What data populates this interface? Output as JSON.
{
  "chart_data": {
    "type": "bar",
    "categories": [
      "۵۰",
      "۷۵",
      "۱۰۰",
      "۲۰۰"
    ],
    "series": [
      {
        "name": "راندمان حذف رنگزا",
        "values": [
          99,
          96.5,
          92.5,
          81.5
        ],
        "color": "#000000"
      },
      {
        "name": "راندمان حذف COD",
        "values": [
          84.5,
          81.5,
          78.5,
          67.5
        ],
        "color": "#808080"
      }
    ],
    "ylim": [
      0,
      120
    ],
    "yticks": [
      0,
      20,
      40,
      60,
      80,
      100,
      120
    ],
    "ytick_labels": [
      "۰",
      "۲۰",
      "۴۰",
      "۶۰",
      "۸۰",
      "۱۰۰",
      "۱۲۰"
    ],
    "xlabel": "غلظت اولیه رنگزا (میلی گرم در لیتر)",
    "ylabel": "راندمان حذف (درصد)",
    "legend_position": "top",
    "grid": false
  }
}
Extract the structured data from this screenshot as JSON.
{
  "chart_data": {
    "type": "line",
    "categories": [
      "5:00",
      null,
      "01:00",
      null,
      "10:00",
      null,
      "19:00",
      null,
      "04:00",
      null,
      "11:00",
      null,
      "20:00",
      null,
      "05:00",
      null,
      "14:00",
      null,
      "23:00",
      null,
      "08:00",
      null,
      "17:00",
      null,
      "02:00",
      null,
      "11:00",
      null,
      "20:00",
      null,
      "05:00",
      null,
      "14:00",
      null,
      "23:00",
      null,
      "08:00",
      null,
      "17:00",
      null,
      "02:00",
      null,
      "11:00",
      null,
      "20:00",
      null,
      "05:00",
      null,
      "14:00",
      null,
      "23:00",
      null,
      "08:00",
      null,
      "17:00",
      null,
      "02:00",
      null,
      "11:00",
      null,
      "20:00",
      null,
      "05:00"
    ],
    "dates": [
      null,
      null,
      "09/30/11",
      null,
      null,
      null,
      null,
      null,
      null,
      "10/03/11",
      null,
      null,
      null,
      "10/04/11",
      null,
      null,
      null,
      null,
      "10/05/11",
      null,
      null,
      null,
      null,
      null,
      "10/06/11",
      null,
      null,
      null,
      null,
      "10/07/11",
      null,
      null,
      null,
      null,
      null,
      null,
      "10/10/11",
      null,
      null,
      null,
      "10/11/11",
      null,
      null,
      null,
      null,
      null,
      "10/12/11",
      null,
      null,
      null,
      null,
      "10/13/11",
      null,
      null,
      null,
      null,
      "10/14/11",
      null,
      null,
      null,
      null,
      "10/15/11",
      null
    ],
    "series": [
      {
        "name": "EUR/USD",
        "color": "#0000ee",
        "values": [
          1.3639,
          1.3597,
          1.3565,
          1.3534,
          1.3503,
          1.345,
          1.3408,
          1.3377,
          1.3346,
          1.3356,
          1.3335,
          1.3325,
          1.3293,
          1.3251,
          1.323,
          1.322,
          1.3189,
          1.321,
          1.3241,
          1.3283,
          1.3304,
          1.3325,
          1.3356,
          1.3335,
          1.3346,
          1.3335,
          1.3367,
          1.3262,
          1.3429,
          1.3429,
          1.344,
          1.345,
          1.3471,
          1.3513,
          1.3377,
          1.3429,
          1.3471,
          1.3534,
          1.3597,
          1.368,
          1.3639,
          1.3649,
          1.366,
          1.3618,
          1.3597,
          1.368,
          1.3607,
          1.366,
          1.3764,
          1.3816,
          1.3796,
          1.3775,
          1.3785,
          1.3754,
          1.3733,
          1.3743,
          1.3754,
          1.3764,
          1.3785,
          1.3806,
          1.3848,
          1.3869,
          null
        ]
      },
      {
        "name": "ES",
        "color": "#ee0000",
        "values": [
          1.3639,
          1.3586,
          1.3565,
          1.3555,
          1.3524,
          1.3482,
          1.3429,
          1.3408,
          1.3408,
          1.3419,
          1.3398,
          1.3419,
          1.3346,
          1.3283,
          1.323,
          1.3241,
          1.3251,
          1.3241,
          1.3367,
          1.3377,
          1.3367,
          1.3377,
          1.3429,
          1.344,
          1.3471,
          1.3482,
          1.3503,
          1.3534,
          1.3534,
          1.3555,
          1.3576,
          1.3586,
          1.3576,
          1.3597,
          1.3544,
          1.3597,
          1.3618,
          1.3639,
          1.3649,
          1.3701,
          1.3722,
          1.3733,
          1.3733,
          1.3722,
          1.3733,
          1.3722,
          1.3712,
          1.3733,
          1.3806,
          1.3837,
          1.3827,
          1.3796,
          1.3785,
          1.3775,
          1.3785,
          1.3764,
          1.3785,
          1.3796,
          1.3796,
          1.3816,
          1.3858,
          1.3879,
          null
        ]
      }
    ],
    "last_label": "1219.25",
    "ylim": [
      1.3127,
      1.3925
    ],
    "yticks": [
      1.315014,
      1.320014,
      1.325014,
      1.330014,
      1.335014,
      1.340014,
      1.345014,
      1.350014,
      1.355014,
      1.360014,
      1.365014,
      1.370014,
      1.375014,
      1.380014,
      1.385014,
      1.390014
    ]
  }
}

———

## Problem to solve
Identify each line in the records above that contains the word "this", and copy it out in full.

## Expected answer
What data populates this interface? Output as JSON.
Extract the structured data from this screenshot as JSON.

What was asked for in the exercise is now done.